## WHAT YOU NEED TO DO
From the entries below, gather every line containing the string "this".

....................

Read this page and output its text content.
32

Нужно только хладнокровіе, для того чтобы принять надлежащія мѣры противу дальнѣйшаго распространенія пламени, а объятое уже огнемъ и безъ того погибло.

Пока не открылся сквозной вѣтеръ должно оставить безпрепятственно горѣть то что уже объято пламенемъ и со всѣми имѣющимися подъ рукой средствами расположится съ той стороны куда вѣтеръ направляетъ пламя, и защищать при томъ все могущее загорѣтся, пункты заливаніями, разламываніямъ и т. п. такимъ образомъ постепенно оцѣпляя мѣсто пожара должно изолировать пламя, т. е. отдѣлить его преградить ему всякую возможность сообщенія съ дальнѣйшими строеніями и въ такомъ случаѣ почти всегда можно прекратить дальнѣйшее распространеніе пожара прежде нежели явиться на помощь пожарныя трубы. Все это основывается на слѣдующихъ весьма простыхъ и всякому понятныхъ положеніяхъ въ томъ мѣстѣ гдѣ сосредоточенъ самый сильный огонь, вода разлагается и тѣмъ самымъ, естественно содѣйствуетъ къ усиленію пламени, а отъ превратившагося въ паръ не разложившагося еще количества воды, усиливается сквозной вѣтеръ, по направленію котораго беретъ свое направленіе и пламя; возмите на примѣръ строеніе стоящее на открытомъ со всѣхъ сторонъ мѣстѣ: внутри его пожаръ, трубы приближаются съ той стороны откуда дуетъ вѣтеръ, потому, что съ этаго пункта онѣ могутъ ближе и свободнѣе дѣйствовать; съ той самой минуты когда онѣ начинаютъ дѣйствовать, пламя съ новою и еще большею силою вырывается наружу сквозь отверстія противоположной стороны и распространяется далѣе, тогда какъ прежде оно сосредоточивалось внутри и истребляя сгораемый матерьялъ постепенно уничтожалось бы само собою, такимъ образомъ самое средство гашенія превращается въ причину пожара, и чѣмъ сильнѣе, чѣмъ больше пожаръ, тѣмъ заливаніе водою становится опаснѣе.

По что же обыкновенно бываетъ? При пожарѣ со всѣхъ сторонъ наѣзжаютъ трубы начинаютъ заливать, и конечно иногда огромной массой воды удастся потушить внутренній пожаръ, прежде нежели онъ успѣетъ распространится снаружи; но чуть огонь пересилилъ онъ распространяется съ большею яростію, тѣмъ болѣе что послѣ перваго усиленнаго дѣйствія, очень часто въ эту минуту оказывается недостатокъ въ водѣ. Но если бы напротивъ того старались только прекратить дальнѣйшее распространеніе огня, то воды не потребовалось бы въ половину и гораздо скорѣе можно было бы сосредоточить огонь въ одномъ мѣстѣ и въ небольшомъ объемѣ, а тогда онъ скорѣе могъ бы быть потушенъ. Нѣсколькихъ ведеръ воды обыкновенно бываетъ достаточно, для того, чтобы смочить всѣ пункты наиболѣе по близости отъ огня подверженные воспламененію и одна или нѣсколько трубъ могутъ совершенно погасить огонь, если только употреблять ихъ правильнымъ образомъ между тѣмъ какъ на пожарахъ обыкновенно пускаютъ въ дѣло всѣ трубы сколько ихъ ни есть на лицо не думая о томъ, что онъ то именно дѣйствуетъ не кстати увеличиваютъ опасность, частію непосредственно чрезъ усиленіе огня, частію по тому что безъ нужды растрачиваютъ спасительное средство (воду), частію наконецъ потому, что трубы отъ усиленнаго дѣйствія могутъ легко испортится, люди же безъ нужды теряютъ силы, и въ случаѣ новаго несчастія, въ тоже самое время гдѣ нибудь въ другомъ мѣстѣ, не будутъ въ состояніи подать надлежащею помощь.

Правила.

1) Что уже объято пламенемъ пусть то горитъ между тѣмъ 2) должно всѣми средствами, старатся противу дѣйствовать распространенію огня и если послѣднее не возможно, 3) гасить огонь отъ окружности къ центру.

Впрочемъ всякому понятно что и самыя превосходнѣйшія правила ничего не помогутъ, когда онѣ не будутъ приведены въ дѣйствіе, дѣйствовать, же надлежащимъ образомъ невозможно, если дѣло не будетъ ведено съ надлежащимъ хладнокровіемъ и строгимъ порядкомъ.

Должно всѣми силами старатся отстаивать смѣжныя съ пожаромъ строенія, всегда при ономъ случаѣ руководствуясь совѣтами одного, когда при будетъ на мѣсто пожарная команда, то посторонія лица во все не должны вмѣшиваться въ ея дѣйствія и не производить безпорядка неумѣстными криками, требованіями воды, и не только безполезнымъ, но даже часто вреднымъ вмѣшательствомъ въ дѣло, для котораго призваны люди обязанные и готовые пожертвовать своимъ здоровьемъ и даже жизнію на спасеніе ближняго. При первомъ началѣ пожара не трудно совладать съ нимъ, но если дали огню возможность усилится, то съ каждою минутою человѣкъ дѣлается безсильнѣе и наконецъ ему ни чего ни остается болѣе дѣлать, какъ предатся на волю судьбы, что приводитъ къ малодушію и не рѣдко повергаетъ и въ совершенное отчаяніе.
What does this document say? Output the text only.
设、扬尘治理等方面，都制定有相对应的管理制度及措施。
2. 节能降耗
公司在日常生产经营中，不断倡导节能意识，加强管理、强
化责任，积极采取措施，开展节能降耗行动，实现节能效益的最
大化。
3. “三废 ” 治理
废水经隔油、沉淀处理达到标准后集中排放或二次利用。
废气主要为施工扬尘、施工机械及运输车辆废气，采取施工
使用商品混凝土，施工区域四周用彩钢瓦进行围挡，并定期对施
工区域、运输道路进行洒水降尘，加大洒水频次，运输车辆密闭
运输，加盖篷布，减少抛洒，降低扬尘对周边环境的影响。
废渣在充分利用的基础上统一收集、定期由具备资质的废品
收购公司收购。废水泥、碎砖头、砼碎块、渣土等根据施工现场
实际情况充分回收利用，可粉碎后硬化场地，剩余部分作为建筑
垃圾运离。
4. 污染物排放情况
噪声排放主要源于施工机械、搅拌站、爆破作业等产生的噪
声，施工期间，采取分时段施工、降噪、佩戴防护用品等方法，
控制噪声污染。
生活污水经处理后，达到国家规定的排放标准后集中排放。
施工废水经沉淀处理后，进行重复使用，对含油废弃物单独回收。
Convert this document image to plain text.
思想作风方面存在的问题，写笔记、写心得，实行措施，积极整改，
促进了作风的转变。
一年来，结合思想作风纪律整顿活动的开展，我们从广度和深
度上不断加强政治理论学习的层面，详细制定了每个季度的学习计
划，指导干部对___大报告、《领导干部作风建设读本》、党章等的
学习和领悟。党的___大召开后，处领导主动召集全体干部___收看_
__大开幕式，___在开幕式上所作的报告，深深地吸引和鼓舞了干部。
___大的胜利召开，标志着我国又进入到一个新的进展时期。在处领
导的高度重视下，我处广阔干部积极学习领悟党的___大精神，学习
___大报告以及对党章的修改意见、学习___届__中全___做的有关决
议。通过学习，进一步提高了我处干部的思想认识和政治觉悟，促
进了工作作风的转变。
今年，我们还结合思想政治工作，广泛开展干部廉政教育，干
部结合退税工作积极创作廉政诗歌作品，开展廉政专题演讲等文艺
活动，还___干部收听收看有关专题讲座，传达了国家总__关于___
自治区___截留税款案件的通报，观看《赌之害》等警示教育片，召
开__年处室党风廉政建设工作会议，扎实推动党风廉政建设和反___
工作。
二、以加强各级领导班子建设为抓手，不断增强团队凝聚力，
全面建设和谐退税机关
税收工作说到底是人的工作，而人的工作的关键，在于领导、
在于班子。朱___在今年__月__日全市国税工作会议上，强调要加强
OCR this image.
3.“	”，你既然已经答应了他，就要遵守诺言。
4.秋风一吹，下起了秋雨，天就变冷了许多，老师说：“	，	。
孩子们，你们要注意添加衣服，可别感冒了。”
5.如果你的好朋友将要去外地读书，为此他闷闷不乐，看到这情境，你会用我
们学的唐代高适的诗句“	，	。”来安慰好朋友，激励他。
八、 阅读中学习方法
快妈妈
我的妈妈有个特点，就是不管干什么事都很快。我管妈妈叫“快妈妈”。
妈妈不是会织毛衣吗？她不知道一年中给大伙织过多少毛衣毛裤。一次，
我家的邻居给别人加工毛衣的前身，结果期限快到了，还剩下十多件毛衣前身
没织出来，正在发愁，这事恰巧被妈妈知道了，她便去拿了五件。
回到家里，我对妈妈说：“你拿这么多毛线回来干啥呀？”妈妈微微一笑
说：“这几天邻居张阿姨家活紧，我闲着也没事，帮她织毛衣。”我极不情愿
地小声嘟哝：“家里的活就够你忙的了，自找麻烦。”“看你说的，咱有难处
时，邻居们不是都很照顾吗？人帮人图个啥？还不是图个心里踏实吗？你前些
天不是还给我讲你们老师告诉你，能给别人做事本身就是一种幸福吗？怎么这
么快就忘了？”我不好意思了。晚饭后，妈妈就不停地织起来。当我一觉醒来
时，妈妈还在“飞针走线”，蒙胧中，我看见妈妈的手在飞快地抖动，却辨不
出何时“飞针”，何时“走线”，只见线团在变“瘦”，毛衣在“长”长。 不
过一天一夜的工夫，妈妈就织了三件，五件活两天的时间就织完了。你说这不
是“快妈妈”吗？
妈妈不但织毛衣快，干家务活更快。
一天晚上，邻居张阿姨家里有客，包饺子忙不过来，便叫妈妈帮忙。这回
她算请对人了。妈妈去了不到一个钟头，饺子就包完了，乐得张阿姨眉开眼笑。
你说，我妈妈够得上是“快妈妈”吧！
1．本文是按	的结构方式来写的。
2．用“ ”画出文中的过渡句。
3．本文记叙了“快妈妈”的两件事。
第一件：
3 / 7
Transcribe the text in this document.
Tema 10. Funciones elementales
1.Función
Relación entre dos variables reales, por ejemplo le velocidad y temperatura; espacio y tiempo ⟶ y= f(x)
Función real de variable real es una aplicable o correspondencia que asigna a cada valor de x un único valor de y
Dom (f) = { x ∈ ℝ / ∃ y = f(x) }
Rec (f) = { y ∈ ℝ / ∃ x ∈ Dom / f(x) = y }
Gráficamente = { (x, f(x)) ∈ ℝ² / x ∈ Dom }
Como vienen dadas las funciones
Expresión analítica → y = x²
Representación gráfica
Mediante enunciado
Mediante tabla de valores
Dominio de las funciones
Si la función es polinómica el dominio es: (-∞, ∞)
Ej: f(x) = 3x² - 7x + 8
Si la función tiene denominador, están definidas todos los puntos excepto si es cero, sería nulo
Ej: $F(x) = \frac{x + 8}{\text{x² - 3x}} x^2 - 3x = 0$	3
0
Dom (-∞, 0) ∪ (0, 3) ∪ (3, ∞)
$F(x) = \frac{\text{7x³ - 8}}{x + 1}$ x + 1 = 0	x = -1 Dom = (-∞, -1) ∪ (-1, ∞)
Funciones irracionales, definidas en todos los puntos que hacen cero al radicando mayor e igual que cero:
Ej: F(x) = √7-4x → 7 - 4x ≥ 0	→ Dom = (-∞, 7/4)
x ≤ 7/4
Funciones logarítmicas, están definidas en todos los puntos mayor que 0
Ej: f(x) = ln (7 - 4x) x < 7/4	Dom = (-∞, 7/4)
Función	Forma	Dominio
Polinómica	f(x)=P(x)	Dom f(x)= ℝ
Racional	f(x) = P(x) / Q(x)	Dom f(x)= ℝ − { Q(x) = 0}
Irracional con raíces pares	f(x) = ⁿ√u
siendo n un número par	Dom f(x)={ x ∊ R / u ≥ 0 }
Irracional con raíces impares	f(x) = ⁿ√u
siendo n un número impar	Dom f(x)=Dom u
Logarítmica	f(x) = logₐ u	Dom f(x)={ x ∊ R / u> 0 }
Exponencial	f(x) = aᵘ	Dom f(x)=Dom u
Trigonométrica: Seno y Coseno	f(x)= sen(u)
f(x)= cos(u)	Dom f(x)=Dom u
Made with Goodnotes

....................

## TASK OUTPUT
Read this page and output its text content.
What does this document say? Output the text only.
Convert this document image to plain text.
OCR this image.
Transcribe the text in this document.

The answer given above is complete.